● **Task brief**
For the data below, report the number of lines that contain the string "JSON" and nothing else.

● **Given information**
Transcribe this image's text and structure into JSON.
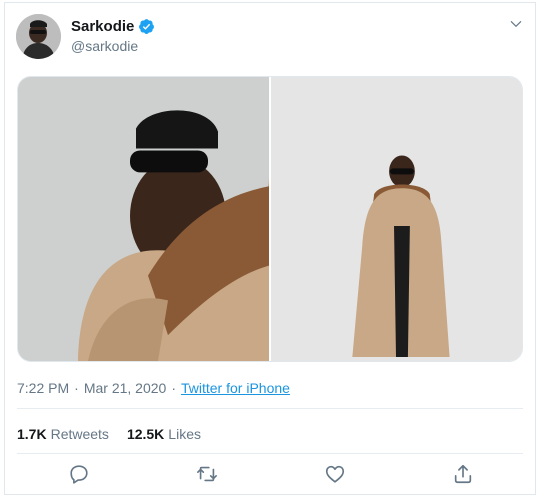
{
  "tweet": {
    "author": {
      "display_name": "Sarkodie",
      "handle": "@sarkodie",
      "verified": true,
      "avatar_icon": "avatar-photo"
    },
    "menu_icon": "chevron-down-icon",
    "media": {
      "count": 2,
      "photos": [
        "photo-closeup",
        "photo-full-length"
      ]
    },
    "timestamp": "7:22 PM · Mar 21, 2020",
    "time": "7:22 PM",
    "date": "Mar 21, 2020",
    "separator": "·",
    "source": "Twitter for iPhone",
    "stats": {
      "retweets_count": "1.7K",
      "retweets_label": "Retweets",
      "likes_count": "12.5K",
      "likes_label": "Likes"
    },
    "actions": [
      "reply-icon",
      "retweet-icon",
      "like-icon",
      "share-icon"
    ]
  },
  "colors": {
    "text_primary": "#14171a",
    "text_secondary": "#657786",
    "link": "#1b95e0",
    "verified": "#1da1f2",
    "border": "#e1e8ed"
  }
}
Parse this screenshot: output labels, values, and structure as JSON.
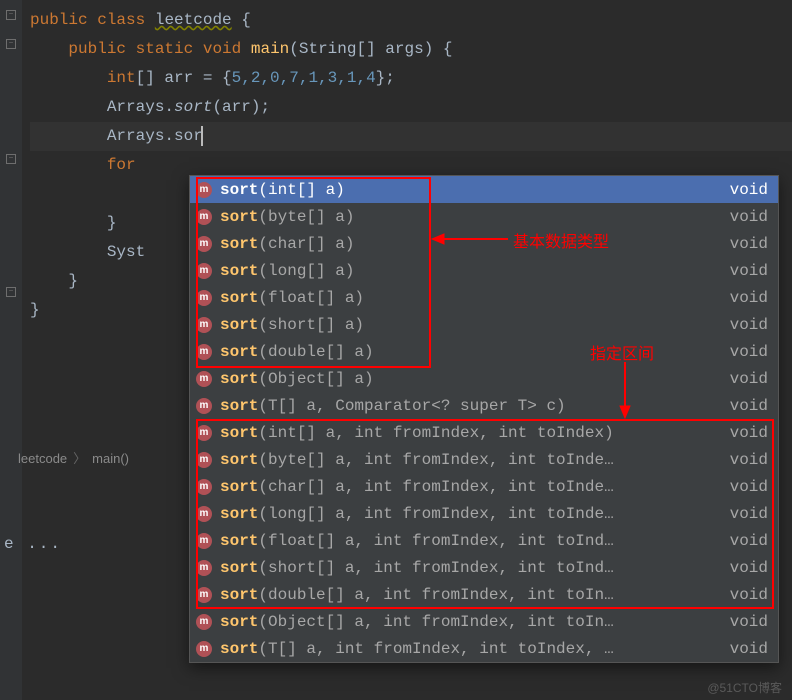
{
  "code": {
    "line1_public": "public",
    "line1_class": "class",
    "line1_name": "leetcode",
    "line1_brace": "{",
    "line2_public": "public",
    "line2_static": "static",
    "line2_void": "void",
    "line2_main": "main",
    "line2_sig": "(String[] args) {",
    "line3_int": "int",
    "line3_arr": "[] arr = {",
    "line3_nums": "5,2,0,7,1,3,1,4",
    "line3_end": "};",
    "line4_arrays": "Arrays",
    "line4_dot": ".",
    "line4_sort": "sort",
    "line4_args": "(arr);",
    "line5_arrays": "Arrays",
    "line5_dot": ".",
    "line5_partial": "sor",
    "line6_for": "for",
    "line7_brace": "}",
    "line8_sys": "Syst",
    "line9_brace": "}",
    "line10_brace": "}"
  },
  "popup": {
    "items": [
      {
        "name": "sort",
        "sig": "(int[] a)",
        "ret": "void",
        "sel": true
      },
      {
        "name": "sort",
        "sig": "(byte[] a)",
        "ret": "void"
      },
      {
        "name": "sort",
        "sig": "(char[] a)",
        "ret": "void"
      },
      {
        "name": "sort",
        "sig": "(long[] a)",
        "ret": "void"
      },
      {
        "name": "sort",
        "sig": "(float[] a)",
        "ret": "void"
      },
      {
        "name": "sort",
        "sig": "(short[] a)",
        "ret": "void"
      },
      {
        "name": "sort",
        "sig": "(double[] a)",
        "ret": "void"
      },
      {
        "name": "sort",
        "sig": "(Object[] a)",
        "ret": "void"
      },
      {
        "name": "sort",
        "sig": "(T[] a, Comparator<? super T> c)",
        "ret": "void"
      },
      {
        "name": "sort",
        "sig": "(int[] a, int fromIndex, int toIndex)",
        "ret": "void"
      },
      {
        "name": "sort",
        "sig": "(byte[] a, int fromIndex, int toInde…",
        "ret": "void"
      },
      {
        "name": "sort",
        "sig": "(char[] a, int fromIndex, int toInde…",
        "ret": "void"
      },
      {
        "name": "sort",
        "sig": "(long[] a, int fromIndex, int toInde…",
        "ret": "void"
      },
      {
        "name": "sort",
        "sig": "(float[] a, int fromIndex, int toInd…",
        "ret": "void"
      },
      {
        "name": "sort",
        "sig": "(short[] a, int fromIndex, int toInd…",
        "ret": "void"
      },
      {
        "name": "sort",
        "sig": "(double[] a, int fromIndex, int toIn…",
        "ret": "void"
      },
      {
        "name": "sort",
        "sig": "(Object[] a, int fromIndex, int toIn…",
        "ret": "void"
      },
      {
        "name": "sort",
        "sig": "(T[] a, int fromIndex, int toIndex, …",
        "ret": "void"
      }
    ]
  },
  "annotations": {
    "label1": "基本数据类型",
    "label2": "指定区间"
  },
  "breadcrumb": {
    "class": "leetcode",
    "method": "main()"
  },
  "ellipsis": "e ...",
  "watermark": "@51CTO博客"
}
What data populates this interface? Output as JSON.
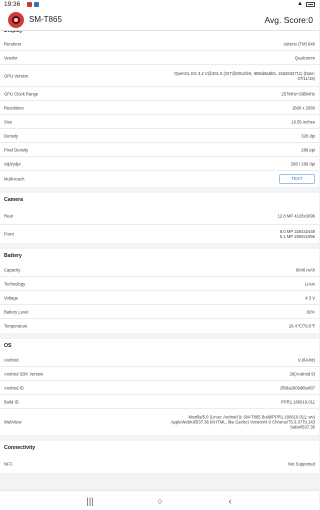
{
  "status_bar": {
    "time": "19:36",
    "icons_right": "▲ ▮"
  },
  "header": {
    "app_title": "SM-T865",
    "score": "Avg. Score:0"
  },
  "display": {
    "title": "Display",
    "rows": [
      {
        "label": "Renderer",
        "value": "Adreno (TM) 640"
      },
      {
        "label": "Vendor",
        "value": "Qualcomm"
      },
      {
        "label": "GPU Version",
        "value": "OpenGL ES 3.2 V@401.0 (GIT@0912fe6, I855d9a5b5, 1562832711) (Date:\n07/11/19)"
      },
      {
        "label": "GPU Clock Range",
        "value": "257MHz~585MHz"
      },
      {
        "label": "Resolution",
        "value": "1600 x 2560"
      },
      {
        "label": "Size",
        "value": "10.55 inches"
      },
      {
        "label": "Density",
        "value": "320 dpi"
      },
      {
        "label": "Pixel Density",
        "value": "286 ppi"
      },
      {
        "label": "xdpi/ydpi",
        "value": "286 / 286 dpi"
      },
      {
        "label": "Multi-touch",
        "button": "TEST"
      }
    ]
  },
  "camera": {
    "title": "Camera",
    "rows": [
      {
        "label": "Rear",
        "value": "12.8 MP 4128x3096"
      },
      {
        "label": "Front",
        "value": "8.0 MP 3264x2448\n5.1 MP 2608x1956"
      }
    ]
  },
  "battery": {
    "title": "Battery",
    "rows": [
      {
        "label": "Capacity",
        "value": "6840 mAh"
      },
      {
        "label": "Technology",
        "value": "Li-ion"
      },
      {
        "label": "Voltage",
        "value": "4.3 V"
      },
      {
        "label": "Battery Level",
        "value": "82%"
      },
      {
        "label": "Temperature",
        "value": "26.4℃/79.5℉"
      }
    ]
  },
  "os": {
    "title": "OS",
    "rows": [
      {
        "label": "Android",
        "value": "9 (64-bit)"
      },
      {
        "label": "Android SDK Version",
        "value": "28(Android 9)"
      },
      {
        "label": "Android ID",
        "value": "2f59a2609d6bef87"
      },
      {
        "label": "Build ID",
        "value": "PPR1.180610.011"
      },
      {
        "label": "WebView",
        "value": "Mozilla/5.0 (Linux; Android 9; SM-T865 Build/PPR1.180610.011; wv)\nAppleWebKit/537.36 (KHTML, like Gecko) Version/4.0 Chrome/75.0.3770.143\nSafari/537.36"
      }
    ]
  },
  "connectivity": {
    "title": "Connectivity",
    "rows": [
      {
        "label": "NFC",
        "value": "Not Supported"
      }
    ]
  },
  "nav": {
    "recents": "|||",
    "home": "○",
    "back": "‹"
  }
}
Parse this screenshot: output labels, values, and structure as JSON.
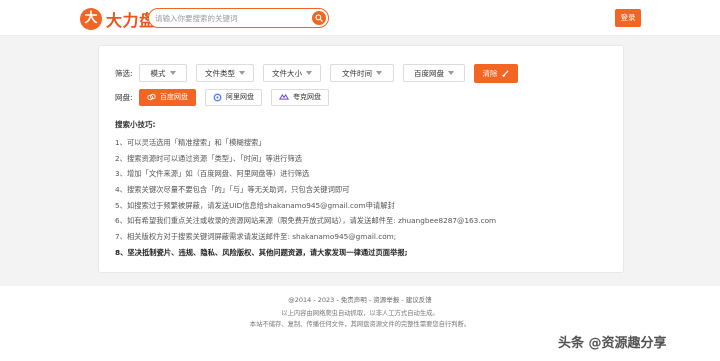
{
  "header": {
    "logo_mark": "大",
    "logo_text": "大力盘",
    "search_placeholder": "请输入你要搜索的关键词",
    "login_label": "登录"
  },
  "filters": {
    "label": "筛选:",
    "options": [
      "模式",
      "文件类型",
      "文件大小",
      "文件时间",
      "百度网盘"
    ],
    "clear_label": "清除"
  },
  "disks": {
    "label": "网盘:",
    "items": [
      "百度网盘",
      "阿里网盘",
      "夸克网盘"
    ]
  },
  "tips": {
    "title": "搜索小技巧:",
    "items": [
      "1、可以灵活选用「精准搜索」和「模糊搜索」",
      "2、搜索资源时可以通过资源「类型」、「时间」等进行筛选",
      "3、增加「文件来源」如（百度网盘、阿里网盘等）进行筛选",
      "4、搜索关键次尽量不要包含「的」「与」等无关助词，只包含关键词即可",
      "5、如搜索过于频繁被屏蔽，请发送UID信息给shakanamo945@gmail.com申请解封",
      "6、如有希望我们重点关注或收录的资源网站来源（限免费开放式网站），请发送邮件至: zhuangbee8287@163.com",
      "7、相关版权方对于搜索关键词屏蔽需求请发送邮件至: shakanamo945@gmail.com;",
      "8、坚决抵制瓷片、违规、隐私、风险版权、其他问题资源，请大家发现一律通过页面举报;"
    ]
  },
  "footer": {
    "links": "@2014 - 2023 - 免责声明 - 资源举报 - 建议反馈",
    "line1": "以上内容由网络爬虫自动抓取，以非人工方式自动生成。",
    "line2": "本站不储存、复制、传播任何文件，其网盘资源文件的完整性需要您自行判断。"
  },
  "watermark": "头条 @资源趣分享",
  "colors": {
    "accent": "#f26522",
    "background": "#f3f3f3"
  },
  "icons": [
    "search-icon",
    "clear-icon",
    "baidu-cloud-icon",
    "aliyun-icon",
    "quark-icon"
  ]
}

● **Task output**
4